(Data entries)
-- Start --

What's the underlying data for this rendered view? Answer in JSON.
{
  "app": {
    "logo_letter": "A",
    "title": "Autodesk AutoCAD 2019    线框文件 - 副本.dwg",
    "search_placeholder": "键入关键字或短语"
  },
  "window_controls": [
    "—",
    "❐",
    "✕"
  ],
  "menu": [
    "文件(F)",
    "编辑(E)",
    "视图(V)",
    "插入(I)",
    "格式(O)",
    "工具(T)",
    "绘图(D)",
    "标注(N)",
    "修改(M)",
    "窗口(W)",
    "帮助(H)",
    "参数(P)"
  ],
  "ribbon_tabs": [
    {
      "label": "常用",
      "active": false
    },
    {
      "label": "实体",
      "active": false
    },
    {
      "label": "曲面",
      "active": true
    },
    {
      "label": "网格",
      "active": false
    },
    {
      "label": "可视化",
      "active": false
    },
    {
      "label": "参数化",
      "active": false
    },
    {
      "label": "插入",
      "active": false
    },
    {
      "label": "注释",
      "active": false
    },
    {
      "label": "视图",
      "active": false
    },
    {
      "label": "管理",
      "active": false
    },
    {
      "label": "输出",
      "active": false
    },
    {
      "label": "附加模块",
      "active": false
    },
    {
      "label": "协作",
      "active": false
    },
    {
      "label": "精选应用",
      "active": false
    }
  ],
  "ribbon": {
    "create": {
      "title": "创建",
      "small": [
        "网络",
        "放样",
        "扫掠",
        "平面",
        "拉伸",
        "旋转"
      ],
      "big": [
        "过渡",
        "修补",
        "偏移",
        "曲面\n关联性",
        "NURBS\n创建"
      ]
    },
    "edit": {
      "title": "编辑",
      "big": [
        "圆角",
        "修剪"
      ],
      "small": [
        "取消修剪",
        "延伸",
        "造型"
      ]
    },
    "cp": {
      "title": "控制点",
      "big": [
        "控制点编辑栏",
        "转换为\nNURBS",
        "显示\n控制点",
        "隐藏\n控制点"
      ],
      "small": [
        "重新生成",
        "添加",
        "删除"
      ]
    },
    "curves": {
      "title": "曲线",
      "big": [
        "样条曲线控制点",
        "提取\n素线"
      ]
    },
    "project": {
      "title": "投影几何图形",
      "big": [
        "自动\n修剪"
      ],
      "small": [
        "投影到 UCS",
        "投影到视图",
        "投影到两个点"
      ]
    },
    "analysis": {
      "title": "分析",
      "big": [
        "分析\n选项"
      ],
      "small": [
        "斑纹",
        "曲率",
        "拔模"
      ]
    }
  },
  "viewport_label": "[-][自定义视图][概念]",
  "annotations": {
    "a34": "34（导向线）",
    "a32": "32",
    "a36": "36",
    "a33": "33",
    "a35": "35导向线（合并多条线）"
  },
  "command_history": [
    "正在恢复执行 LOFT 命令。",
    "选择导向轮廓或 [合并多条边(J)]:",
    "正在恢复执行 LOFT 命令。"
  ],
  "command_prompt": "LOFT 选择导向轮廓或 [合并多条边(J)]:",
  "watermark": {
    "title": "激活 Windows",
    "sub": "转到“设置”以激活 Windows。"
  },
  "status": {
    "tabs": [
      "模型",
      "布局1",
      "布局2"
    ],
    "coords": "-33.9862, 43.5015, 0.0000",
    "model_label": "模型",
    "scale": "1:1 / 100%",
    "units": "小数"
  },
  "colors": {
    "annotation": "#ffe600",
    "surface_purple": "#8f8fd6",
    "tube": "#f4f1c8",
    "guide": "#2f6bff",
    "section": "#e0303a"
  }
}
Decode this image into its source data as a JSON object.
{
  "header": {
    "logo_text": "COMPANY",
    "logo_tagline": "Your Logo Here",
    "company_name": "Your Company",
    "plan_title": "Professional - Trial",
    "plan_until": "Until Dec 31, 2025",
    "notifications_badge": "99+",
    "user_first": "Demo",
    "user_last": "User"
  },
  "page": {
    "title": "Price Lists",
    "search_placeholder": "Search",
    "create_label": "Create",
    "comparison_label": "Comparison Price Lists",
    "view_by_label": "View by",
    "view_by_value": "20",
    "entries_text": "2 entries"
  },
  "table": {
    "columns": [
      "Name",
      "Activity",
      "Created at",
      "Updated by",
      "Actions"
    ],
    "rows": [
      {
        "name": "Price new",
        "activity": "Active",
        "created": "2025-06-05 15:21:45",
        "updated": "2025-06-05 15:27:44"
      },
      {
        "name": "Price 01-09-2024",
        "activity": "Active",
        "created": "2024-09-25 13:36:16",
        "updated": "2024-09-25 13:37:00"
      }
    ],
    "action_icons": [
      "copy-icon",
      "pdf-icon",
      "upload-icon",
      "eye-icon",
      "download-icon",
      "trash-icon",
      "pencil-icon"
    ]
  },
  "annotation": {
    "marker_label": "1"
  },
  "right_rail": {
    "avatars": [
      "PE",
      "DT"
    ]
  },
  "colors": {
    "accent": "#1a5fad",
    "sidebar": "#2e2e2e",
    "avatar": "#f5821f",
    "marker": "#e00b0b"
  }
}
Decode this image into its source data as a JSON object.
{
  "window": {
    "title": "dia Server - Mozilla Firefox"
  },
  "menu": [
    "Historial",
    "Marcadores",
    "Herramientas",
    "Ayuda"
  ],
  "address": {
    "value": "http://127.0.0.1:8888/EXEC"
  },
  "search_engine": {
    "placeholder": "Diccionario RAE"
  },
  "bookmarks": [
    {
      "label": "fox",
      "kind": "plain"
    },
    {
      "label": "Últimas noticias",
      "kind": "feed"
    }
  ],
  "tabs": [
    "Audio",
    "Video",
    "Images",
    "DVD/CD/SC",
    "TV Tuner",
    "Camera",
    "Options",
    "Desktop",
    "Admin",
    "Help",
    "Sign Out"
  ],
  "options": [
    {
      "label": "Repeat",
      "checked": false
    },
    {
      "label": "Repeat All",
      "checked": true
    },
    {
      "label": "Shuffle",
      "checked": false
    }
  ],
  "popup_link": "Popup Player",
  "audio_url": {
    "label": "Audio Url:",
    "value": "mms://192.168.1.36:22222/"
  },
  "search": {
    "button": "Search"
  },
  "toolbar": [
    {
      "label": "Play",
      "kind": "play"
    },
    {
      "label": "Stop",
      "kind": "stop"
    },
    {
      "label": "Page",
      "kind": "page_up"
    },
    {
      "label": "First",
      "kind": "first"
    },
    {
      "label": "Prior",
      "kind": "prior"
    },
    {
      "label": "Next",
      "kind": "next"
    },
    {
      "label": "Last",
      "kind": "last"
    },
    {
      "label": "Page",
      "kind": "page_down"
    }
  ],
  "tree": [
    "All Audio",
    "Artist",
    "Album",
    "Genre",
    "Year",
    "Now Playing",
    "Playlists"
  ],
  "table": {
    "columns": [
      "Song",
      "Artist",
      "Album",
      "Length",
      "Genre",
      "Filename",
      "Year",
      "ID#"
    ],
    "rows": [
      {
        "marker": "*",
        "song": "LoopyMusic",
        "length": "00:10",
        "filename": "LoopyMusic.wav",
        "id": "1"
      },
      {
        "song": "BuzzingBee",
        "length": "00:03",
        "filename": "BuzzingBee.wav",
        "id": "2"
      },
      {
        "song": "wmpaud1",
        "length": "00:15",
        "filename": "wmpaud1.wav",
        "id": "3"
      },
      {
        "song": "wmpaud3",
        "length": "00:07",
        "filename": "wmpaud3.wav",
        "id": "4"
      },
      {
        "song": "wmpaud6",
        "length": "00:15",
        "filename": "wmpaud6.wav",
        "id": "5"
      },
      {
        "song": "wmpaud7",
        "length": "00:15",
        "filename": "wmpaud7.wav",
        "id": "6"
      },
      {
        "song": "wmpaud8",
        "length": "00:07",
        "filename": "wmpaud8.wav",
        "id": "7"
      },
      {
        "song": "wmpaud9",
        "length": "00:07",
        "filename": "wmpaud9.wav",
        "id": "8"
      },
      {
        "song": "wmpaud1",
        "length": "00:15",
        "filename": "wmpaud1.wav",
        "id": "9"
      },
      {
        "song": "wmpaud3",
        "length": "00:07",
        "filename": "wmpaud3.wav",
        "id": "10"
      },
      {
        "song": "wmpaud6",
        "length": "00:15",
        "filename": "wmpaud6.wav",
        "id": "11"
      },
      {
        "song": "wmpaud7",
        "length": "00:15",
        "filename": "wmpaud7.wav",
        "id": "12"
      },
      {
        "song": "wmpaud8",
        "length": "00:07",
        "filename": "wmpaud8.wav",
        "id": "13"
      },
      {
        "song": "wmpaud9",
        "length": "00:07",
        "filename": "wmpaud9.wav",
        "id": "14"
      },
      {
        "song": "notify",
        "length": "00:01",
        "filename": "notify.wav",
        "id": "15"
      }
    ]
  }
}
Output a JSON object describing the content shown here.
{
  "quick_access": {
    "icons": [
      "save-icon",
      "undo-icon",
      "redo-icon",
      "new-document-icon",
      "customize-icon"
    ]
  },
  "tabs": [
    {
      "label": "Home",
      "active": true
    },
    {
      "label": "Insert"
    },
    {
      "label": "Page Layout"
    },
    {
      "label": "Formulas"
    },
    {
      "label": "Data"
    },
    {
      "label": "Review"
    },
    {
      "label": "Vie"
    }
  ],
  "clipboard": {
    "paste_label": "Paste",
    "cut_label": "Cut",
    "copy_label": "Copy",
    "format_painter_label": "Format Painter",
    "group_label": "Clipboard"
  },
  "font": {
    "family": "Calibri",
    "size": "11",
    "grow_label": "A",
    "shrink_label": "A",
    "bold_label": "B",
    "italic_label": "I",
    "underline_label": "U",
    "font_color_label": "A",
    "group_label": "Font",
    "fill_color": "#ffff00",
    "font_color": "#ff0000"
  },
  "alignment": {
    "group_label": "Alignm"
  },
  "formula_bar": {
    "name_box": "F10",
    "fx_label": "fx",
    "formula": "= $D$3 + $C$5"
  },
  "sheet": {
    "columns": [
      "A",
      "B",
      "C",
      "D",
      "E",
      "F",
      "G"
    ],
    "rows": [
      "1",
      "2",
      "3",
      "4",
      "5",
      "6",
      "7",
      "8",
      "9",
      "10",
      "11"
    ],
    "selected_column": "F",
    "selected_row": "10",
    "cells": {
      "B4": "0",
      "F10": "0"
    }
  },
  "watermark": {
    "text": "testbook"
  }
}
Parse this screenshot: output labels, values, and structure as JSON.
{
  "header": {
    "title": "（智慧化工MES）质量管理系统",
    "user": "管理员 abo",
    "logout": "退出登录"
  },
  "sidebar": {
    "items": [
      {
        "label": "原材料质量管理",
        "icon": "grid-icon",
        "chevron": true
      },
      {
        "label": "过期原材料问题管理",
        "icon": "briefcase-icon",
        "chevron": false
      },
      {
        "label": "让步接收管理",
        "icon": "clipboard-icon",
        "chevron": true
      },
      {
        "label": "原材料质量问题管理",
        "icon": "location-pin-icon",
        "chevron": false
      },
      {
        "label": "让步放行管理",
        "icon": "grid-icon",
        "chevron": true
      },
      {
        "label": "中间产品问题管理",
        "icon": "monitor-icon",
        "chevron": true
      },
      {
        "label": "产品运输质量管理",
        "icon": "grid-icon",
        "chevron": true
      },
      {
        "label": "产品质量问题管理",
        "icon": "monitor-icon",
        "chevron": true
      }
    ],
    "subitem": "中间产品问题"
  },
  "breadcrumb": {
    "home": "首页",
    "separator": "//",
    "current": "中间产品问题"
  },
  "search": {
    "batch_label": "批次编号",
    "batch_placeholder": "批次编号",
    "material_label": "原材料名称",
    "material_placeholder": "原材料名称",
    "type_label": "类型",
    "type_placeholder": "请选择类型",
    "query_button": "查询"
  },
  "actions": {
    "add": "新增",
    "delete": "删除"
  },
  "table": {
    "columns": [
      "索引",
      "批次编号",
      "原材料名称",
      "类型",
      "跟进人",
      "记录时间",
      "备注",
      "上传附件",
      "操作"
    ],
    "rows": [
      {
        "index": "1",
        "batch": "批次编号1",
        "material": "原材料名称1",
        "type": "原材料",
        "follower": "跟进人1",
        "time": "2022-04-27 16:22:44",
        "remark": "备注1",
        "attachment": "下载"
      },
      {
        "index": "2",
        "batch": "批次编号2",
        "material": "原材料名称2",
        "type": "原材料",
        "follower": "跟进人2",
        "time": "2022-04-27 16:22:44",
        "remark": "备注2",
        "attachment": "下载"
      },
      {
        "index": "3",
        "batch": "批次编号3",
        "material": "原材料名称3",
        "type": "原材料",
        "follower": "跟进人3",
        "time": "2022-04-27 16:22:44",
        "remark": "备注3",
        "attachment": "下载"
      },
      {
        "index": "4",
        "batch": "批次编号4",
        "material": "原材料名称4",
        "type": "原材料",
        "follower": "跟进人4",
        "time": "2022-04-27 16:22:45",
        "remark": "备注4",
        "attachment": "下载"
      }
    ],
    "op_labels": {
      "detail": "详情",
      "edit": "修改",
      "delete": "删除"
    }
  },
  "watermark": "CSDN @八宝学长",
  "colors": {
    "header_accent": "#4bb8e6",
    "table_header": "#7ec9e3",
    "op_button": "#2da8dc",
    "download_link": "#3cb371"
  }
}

-- End --

EXERCISE DIRECTIONS — Locate the lines above that hold the word "合并多条边". Show every one of them.

CORRECT OUTPUT —
    "选择导向轮廓或 [合并多条边(J)]:",
  "command_prompt": "LOFT 选择导向轮廓或 [合并多条边(J)]:",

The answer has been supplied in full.